=== The exercise ===
In the excerpt on horror film criticism, whose 2013 version of Carrie does Pisters compare with Brian de Palma's 1976 film?

=== Excerpted passage ===
The opening chapter is quite useful in tracing the significance of Creed’s original argument, highlighting the ways in which abjection as a psychic experience is especially provocative in being pre-Oedipal, coming prior to both language and sexual identity. The editors argue that the abject’s connection to a sense of fluidity and engagement with the pre-phallic mother opens up exciting possibilities for alternative readings of sexuality and gender not governed by the law of the Symbolic. Overall, the editors develop a rich overview of Kristeva’s idea of the abject, especially in relation to the body, flesh, death, and the corpse, all of which, of course, are the territory of the horror genre.

Patricia Pisters’ essay in the collection is titled “Carrie’s Sisters: New Blood in Contemporary Female Horror Cinema” and in it she begins by comparing Brian de Palma’s Carrie (1976) with Kimberly Pierce’s version from 2013, showing how each director handles scenes featuring menstruation and childbirth. Her inquiry is directed by a question central to several of these books, namely “Does it make a difference when these female issues are presented from a woman’s perspective?” (Pisters, Re-Reading, p. 123). Pisters answers affirmatively, asserting that Pierce’s film offers a subjective perspective and sense of feminine knowledge and agency lacking in de Palma’s version.

Carrie

Pisters takes up many of the same films that Creed addresses in Return of the Monstrous-Feminine in her 2020 book New Blood in Contemporary Cinema: Women Directors and the Poetics of Horror, with a focus specifically on work made by female filmmakers and working through three main hypotheses. Pisters argues first that the poetics of horror offered by these directors centres on attempts to produce experiences of somatic intimacy and a felt sense of social violence; second, it often engages a range of feelings beyond fear to include jealousy, paranoia, sadness, and other affects that may be related to trauma; and third, that this kind of horror may venture beyond traditional generic confines, often blending genres as a means for exploring psychological, social, or political aspects of life that conjure horror. Pisters, citing the great work of Jane Gaines on the lost or forgotten work of women in silent cinema in her book Pink-Slipped, hopes to highlight this body of work specifically to avoid its eclipse.4 “By focusing on the agency of female makers, I want to flag their presence in the contemporary cinema landscape so as not to let them slip away again” (Pisters, p. 4).

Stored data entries
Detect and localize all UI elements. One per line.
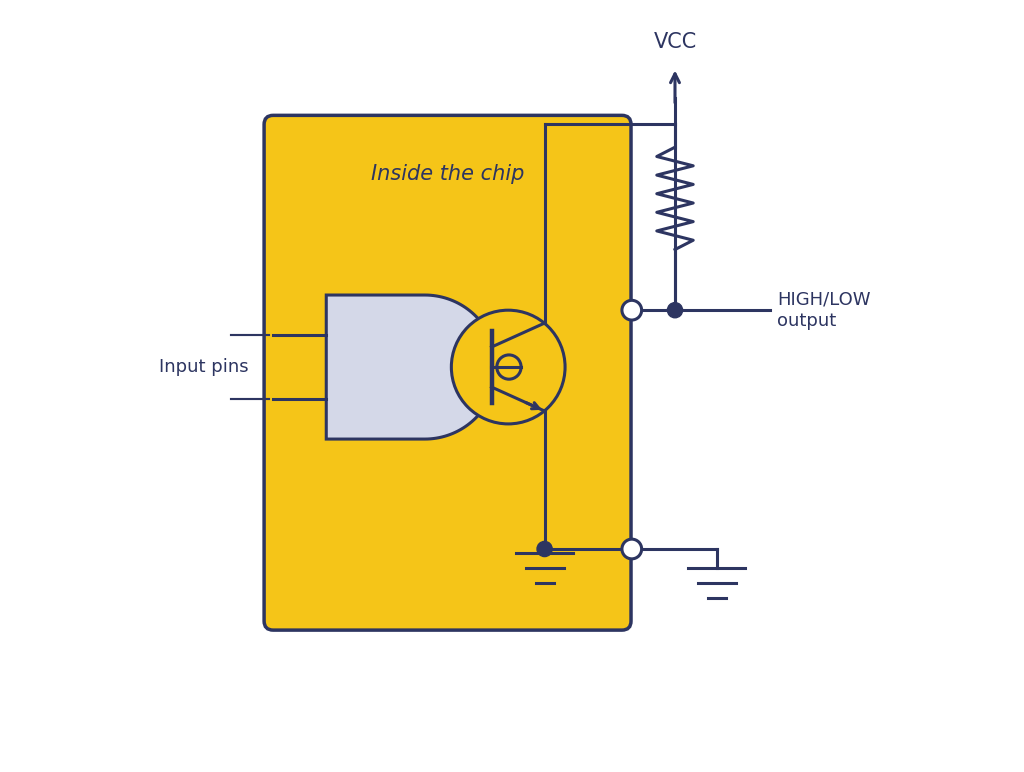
Text: VCC: VCC [653, 32, 696, 52]
Circle shape [622, 539, 642, 559]
Circle shape [622, 300, 642, 320]
Circle shape [452, 310, 565, 424]
FancyBboxPatch shape [264, 115, 631, 630]
Text: Inside the chip: Inside the chip [371, 164, 524, 184]
Text: HIGH/LOW
output: HIGH/LOW output [777, 291, 870, 330]
Circle shape [668, 303, 683, 318]
Circle shape [497, 355, 521, 379]
Text: Input pins: Input pins [160, 358, 249, 376]
Circle shape [537, 541, 552, 557]
Polygon shape [327, 295, 497, 439]
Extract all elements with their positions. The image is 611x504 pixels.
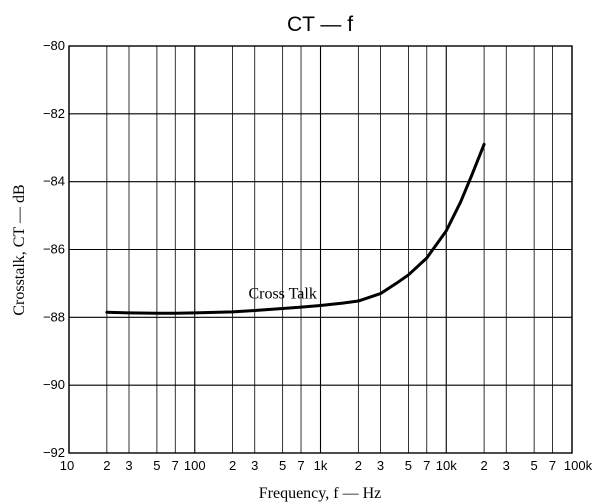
y-tick-label: −90 (43, 377, 65, 392)
x-tick-label: 100k (564, 458, 593, 473)
y-tick-label: −86 (43, 242, 65, 257)
chart-title: CT — f (287, 13, 353, 36)
y-tick-label: −88 (43, 309, 65, 324)
y-tick-label: −82 (43, 106, 65, 121)
x-tick-label: 10 (60, 458, 74, 473)
x-tick-label: 5 (153, 458, 160, 473)
x-tick-label: 2 (229, 458, 236, 473)
x-tick-label: 7 (172, 458, 179, 473)
x-tick-label: 3 (251, 458, 258, 473)
x-tick-label: 2 (355, 458, 362, 473)
x-tick-label: 7 (423, 458, 430, 473)
x-tick-label: 5 (279, 458, 286, 473)
y-tick-label: −84 (43, 174, 65, 189)
series-line-cross-talk (105, 142, 486, 315)
x-tick-label: 5 (531, 458, 538, 473)
x-tick-label: 5 (405, 458, 412, 473)
x-tick-labels: 10 2 3 5 7 100 2 3 5 7 1k 2 3 5 7 10k 2 3 5 7 100k (60, 458, 593, 473)
x-tick-label: 3 (503, 458, 510, 473)
x-tick-label: 2 (480, 458, 487, 473)
x-tick-label: 100 (184, 458, 206, 473)
annotation-cross-talk: Cross Talk (248, 286, 316, 303)
y-tick-label: −92 (43, 445, 65, 460)
x-axis-label: Frequency, f — Hz (259, 485, 381, 502)
x-tick-label: 7 (549, 458, 556, 473)
y-axis-label: Crosstalk, CT — dB (11, 184, 28, 315)
x-tick-label: 1k (314, 458, 328, 473)
x-tick-label: 3 (125, 458, 132, 473)
y-tick-labels: −80 −82 −84 −86 −88 −90 −92 (43, 38, 65, 460)
x-tick-label: 10k (436, 458, 457, 473)
grid (68, 45, 573, 454)
x-tick-label: 2 (103, 458, 110, 473)
x-tick-label: 7 (297, 458, 304, 473)
x-tick-label: 3 (377, 458, 384, 473)
y-tick-label: −80 (43, 38, 65, 53)
plot-frame (68, 45, 573, 454)
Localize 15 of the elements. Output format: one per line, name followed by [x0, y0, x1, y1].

=== Solution for this task ===
Kimberly Pierce's